BEGIN INFORMATION SUPPLIED

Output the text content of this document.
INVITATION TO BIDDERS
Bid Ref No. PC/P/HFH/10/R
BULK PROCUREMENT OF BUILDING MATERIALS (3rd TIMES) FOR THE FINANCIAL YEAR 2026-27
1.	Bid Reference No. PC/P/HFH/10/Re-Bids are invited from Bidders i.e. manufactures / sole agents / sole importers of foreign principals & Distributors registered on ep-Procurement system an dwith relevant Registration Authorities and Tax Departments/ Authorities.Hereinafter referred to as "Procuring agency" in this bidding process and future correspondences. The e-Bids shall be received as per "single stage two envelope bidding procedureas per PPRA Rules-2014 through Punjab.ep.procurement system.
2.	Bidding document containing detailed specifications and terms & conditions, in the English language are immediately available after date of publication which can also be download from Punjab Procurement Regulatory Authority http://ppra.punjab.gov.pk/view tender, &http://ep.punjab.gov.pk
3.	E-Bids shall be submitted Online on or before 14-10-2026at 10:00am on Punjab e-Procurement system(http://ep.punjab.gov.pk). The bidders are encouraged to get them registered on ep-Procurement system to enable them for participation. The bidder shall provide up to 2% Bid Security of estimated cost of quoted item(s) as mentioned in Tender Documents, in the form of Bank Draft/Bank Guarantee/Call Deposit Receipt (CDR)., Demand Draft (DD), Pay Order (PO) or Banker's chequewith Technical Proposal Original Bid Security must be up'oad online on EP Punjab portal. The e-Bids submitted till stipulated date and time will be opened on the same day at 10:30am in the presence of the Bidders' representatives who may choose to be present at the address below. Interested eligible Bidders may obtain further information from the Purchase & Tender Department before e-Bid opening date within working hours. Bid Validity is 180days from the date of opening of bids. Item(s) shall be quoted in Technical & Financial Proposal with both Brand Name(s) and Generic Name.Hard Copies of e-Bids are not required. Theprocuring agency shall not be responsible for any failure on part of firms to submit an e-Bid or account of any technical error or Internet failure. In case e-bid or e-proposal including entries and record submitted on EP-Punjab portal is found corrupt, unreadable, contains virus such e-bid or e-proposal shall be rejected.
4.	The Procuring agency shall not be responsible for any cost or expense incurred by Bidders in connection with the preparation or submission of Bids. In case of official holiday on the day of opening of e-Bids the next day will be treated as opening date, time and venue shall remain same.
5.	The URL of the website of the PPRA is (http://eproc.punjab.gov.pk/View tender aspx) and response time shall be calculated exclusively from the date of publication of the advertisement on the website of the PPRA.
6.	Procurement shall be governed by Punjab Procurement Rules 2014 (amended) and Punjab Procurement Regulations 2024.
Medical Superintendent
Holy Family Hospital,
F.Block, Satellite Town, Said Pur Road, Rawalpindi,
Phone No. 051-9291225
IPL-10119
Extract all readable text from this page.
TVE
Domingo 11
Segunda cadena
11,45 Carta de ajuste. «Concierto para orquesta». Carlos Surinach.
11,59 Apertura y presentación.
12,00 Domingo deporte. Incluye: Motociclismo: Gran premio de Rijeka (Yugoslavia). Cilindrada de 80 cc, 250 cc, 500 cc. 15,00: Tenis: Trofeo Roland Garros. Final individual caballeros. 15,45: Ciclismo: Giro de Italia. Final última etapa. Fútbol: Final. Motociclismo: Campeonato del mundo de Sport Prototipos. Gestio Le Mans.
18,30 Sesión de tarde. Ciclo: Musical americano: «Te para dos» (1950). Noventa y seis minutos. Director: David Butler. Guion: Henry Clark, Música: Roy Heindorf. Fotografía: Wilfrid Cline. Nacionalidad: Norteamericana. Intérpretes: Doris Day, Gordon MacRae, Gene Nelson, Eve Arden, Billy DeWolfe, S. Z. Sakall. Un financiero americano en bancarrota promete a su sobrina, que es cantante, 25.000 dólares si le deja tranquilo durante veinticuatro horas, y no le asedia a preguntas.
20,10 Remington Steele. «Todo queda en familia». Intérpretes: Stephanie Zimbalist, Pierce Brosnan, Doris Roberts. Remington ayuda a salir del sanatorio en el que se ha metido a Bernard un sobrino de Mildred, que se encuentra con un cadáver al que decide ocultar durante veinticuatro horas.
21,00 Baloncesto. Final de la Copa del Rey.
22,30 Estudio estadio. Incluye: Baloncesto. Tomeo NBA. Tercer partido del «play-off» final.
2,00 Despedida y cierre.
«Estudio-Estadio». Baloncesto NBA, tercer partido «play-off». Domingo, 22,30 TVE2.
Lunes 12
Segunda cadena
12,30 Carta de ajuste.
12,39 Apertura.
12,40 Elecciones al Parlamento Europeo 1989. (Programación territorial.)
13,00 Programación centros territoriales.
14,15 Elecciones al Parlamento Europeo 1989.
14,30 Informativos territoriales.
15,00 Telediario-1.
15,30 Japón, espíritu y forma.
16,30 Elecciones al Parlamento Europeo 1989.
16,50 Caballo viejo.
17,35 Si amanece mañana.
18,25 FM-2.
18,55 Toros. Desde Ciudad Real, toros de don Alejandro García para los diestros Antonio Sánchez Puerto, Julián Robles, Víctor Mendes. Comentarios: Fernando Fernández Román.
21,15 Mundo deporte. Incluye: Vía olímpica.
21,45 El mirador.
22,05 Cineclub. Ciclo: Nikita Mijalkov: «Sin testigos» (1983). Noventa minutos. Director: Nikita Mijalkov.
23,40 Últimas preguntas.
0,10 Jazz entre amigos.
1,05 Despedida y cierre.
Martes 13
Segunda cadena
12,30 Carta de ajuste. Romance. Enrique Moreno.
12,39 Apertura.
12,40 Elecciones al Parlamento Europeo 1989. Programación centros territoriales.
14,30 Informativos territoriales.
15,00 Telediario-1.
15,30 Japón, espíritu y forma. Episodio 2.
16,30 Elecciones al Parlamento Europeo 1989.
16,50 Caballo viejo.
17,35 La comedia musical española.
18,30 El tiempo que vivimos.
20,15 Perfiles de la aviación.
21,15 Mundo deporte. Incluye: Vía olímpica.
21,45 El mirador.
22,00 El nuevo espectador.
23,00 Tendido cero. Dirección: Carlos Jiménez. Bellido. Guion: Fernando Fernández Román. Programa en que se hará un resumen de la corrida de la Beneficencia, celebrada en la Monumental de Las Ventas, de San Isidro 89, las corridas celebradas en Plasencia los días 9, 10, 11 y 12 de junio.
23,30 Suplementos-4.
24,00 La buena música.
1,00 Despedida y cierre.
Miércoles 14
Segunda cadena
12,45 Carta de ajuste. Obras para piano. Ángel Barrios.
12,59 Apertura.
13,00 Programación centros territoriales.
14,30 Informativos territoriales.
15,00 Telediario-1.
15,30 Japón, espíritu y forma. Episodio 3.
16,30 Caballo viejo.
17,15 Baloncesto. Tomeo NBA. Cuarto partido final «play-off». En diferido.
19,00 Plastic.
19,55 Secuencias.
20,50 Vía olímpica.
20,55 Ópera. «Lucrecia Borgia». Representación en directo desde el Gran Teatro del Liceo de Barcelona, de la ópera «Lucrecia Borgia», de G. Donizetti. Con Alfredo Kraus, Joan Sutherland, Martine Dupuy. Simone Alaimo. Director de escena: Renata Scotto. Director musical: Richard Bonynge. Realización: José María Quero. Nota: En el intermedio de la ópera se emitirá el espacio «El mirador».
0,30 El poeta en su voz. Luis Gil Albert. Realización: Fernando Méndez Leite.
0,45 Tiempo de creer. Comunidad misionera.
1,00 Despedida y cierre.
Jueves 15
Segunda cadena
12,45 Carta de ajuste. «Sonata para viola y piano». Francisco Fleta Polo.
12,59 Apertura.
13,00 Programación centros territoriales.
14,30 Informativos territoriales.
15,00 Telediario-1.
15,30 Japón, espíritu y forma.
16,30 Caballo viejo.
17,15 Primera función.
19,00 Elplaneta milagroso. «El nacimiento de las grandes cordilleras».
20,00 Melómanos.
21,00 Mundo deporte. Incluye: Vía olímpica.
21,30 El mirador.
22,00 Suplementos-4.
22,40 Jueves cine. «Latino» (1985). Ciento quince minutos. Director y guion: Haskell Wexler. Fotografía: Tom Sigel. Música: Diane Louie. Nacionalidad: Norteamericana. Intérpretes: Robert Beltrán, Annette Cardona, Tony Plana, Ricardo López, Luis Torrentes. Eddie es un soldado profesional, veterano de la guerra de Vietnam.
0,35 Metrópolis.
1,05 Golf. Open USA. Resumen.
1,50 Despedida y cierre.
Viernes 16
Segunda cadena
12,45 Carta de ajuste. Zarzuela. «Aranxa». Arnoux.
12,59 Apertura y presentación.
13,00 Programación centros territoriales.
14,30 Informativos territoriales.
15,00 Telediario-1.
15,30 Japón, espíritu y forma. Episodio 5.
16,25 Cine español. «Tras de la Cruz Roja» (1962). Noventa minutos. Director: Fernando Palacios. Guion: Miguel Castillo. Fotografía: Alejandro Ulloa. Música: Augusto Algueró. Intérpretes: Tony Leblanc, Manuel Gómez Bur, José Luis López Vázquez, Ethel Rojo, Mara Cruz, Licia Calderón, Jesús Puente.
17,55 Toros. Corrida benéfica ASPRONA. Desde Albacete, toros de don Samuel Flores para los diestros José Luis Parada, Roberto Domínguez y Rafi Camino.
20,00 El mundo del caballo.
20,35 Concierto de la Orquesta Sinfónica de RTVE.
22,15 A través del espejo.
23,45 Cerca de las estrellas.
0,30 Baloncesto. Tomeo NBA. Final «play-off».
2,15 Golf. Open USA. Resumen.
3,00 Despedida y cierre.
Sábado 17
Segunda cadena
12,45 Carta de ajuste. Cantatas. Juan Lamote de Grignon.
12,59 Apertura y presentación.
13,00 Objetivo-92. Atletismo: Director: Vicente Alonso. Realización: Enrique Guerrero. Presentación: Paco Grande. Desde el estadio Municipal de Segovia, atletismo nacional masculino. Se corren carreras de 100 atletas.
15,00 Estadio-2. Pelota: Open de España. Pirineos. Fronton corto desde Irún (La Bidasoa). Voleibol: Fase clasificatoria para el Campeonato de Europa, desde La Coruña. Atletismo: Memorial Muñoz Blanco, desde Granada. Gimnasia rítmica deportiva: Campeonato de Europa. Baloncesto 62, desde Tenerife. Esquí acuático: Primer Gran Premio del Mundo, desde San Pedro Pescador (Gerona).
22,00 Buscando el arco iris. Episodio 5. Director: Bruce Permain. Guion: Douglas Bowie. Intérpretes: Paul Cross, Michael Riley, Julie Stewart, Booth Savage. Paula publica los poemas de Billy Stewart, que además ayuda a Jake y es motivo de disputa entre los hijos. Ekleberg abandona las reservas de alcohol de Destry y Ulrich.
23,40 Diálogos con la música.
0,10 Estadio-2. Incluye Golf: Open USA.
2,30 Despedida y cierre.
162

END INFORMATION SUPPLIED

-- TASK REQUIREMENTS --
Pick out and copy the lines of the entries that hold the string "Japón".

-- SOLUTION FOR THIS PROBLEM --
15,30 Japón, espíritu y forma.
15,30 Japón, espíritu y forma. Episodio 2.
15,30 Japón, espíritu y forma. Episodio 3.
15,30 Japón, espíritu y forma.
15,30 Japón, espíritu y forma. Episodio 5.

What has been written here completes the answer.